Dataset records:
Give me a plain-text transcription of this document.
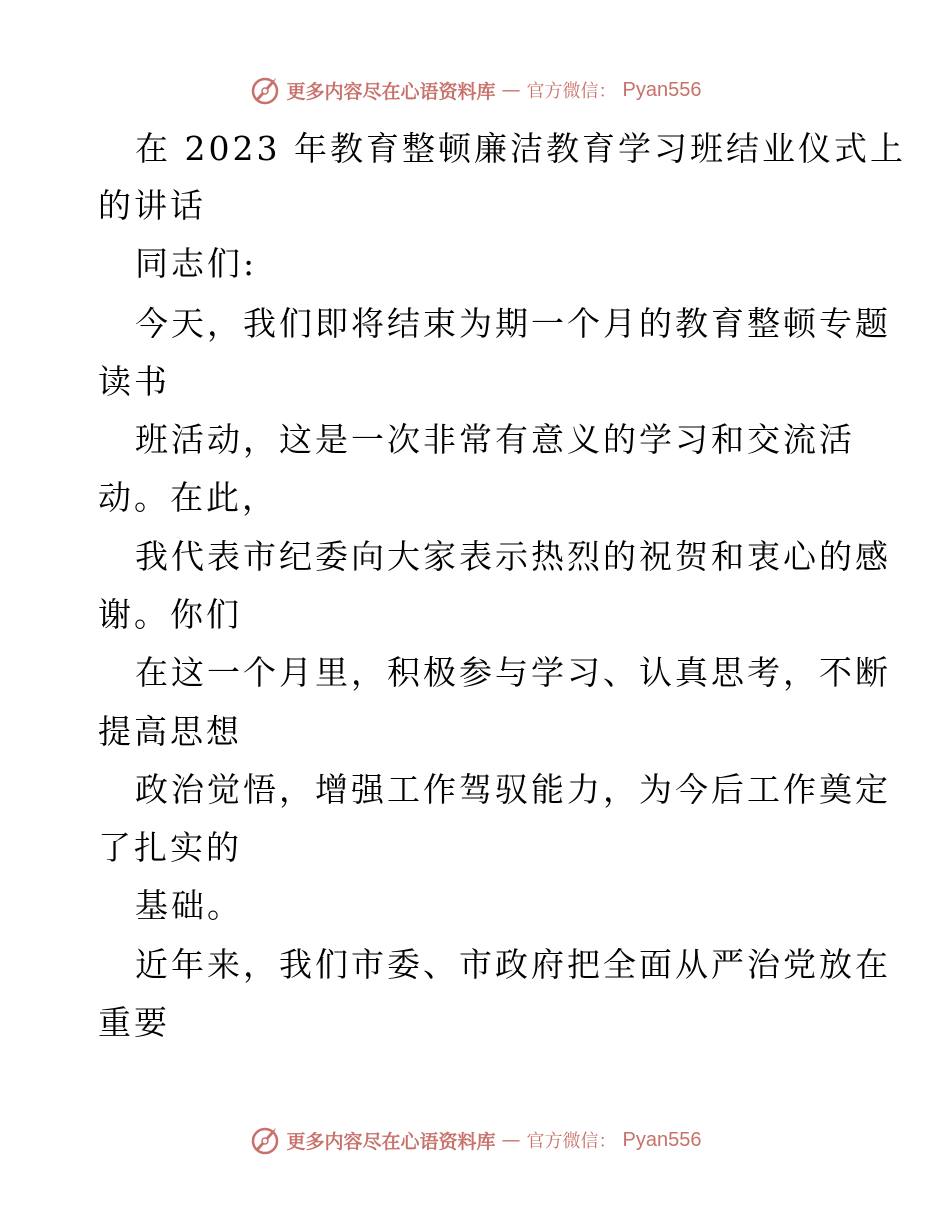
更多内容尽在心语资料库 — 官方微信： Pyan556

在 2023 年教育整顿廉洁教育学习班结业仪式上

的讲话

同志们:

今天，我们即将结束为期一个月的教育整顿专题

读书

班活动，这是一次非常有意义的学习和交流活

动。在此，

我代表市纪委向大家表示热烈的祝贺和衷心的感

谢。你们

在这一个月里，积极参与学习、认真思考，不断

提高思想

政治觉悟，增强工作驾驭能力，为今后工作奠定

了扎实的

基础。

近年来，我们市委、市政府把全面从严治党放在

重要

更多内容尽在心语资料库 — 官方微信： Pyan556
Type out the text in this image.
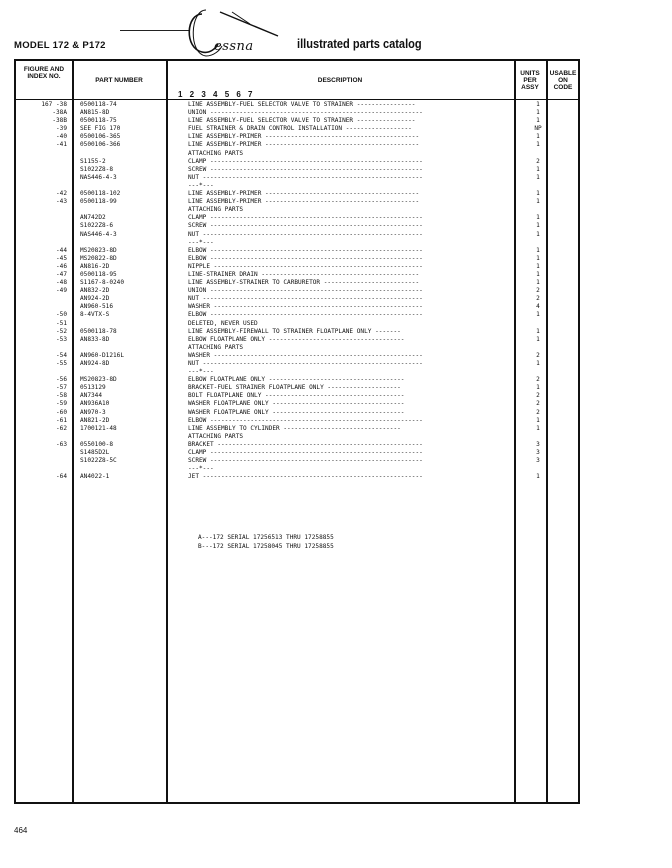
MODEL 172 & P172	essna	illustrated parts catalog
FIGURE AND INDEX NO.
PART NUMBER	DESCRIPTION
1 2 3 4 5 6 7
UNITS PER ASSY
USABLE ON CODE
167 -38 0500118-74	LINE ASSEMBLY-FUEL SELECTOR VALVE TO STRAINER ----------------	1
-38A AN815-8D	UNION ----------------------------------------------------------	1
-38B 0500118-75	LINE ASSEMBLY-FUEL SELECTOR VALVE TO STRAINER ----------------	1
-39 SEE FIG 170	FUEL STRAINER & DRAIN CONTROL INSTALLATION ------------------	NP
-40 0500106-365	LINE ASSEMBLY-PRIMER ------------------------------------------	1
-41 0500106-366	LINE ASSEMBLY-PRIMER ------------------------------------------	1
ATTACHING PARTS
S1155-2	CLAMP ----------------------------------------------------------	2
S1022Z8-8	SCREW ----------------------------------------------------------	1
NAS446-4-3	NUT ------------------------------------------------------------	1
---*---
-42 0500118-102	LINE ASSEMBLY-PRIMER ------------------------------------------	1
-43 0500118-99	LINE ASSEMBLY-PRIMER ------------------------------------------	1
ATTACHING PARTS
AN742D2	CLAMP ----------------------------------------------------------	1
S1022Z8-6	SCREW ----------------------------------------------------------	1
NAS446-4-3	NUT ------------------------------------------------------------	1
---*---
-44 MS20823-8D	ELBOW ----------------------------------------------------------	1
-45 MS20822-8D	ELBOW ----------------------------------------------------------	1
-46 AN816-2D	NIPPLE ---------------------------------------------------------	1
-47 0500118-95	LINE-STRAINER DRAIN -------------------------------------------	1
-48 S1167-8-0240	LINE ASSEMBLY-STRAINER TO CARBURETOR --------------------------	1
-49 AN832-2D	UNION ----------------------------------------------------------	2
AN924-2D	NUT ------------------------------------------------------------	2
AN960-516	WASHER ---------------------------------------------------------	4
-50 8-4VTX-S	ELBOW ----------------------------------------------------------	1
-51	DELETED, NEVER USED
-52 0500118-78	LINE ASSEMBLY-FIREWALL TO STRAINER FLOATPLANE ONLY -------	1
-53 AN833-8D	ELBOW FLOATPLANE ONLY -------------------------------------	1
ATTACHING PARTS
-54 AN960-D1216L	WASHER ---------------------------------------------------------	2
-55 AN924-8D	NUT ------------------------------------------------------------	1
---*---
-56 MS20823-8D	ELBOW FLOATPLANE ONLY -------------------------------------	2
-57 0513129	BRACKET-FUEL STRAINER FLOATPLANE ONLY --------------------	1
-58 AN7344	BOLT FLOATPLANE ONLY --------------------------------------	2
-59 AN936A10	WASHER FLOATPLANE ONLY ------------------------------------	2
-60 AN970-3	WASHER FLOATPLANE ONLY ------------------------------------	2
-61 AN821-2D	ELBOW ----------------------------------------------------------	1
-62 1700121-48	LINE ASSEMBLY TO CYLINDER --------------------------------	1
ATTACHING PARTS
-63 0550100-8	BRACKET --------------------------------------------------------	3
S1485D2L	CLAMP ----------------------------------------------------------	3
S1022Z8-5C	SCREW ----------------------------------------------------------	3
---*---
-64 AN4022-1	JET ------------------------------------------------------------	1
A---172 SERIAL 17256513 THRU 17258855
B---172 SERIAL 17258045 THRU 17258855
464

Task instructions
Without including any pictures, print all of the material exactly as given.

Result
Give me a plain-text transcription of this document.
更多内容尽在心语资料库 — 官方微信： Pyan556

在 2023 年教育整顿廉洁教育学习班结业仪式上

的讲话

同志们:

今天，我们即将结束为期一个月的教育整顿专题

读书

班活动，这是一次非常有意义的学习和交流活

动。在此，

我代表市纪委向大家表示热烈的祝贺和衷心的感

谢。你们

在这一个月里，积极参与学习、认真思考，不断

提高思想

政治觉悟，增强工作驾驭能力，为今后工作奠定

了扎实的

基础。

近年来，我们市委、市政府把全面从严治党放在

重要

更多内容尽在心语资料库 — 官方微信： Pyan556
Type out the text in this image.
MODEL 172 & P172	essna	illustrated parts catalog
FIGURE AND INDEX NO.
PART NUMBER	DESCRIPTION
1 2 3 4 5 6 7
UNITS PER ASSY
USABLE ON CODE
167 -38 0500118-74	LINE ASSEMBLY-FUEL SELECTOR VALVE TO STRAINER ----------------	1
-38A AN815-8D	UNION ----------------------------------------------------------	1
-38B 0500118-75	LINE ASSEMBLY-FUEL SELECTOR VALVE TO STRAINER ----------------	1
-39 SEE FIG 170	FUEL STRAINER & DRAIN CONTROL INSTALLATION ------------------	NP
-40 0500106-365	LINE ASSEMBLY-PRIMER ------------------------------------------	1
-41 0500106-366	LINE ASSEMBLY-PRIMER ------------------------------------------	1
ATTACHING PARTS
S1155-2	CLAMP ----------------------------------------------------------	2
S1022Z8-8	SCREW ----------------------------------------------------------	1
NAS446-4-3	NUT ------------------------------------------------------------	1
---*---
-42 0500118-102	LINE ASSEMBLY-PRIMER ------------------------------------------	1
-43 0500118-99	LINE ASSEMBLY-PRIMER ------------------------------------------	1
ATTACHING PARTS
AN742D2	CLAMP ----------------------------------------------------------	1
S1022Z8-6	SCREW ----------------------------------------------------------	1
NAS446-4-3	NUT ------------------------------------------------------------	1
---*---
-44 MS20823-8D	ELBOW ----------------------------------------------------------	1
-45 MS20822-8D	ELBOW ----------------------------------------------------------	1
-46 AN816-2D	NIPPLE ---------------------------------------------------------	1
-47 0500118-95	LINE-STRAINER DRAIN -------------------------------------------	1
-48 S1167-8-0240	LINE ASSEMBLY-STRAINER TO CARBURETOR --------------------------	1
-49 AN832-2D	UNION ----------------------------------------------------------	2
AN924-2D	NUT ------------------------------------------------------------	2
AN960-516	WASHER ---------------------------------------------------------	4
-50 8-4VTX-S	ELBOW ----------------------------------------------------------	1
-51	DELETED, NEVER USED
-52 0500118-78	LINE ASSEMBLY-FIREWALL TO STRAINER FLOATPLANE ONLY -------	1
-53 AN833-8D	ELBOW FLOATPLANE ONLY -------------------------------------	1
ATTACHING PARTS
-54 AN960-D1216L	WASHER ---------------------------------------------------------	2
-55 AN924-8D	NUT ------------------------------------------------------------	1
---*---
-56 MS20823-8D	ELBOW FLOATPLANE ONLY -------------------------------------	2
-57 0513129	BRACKET-FUEL STRAINER FLOATPLANE ONLY --------------------	1
-58 AN7344	BOLT FLOATPLANE ONLY --------------------------------------	2
-59 AN936A10	WASHER FLOATPLANE ONLY ------------------------------------	2
-60 AN970-3	WASHER FLOATPLANE ONLY ------------------------------------	2
-61 AN821-2D	ELBOW ----------------------------------------------------------	1
-62 1700121-48	LINE ASSEMBLY TO CYLINDER --------------------------------	1
ATTACHING PARTS
-63 0550100-8	BRACKET --------------------------------------------------------	3
S1485D2L	CLAMP ----------------------------------------------------------	3
S1022Z8-5C	SCREW ----------------------------------------------------------	3
---*---
-64 AN4022-1	JET ------------------------------------------------------------	1
A---172 SERIAL 17256513 THRU 17258855
B---172 SERIAL 17258045 THRU 17258855
464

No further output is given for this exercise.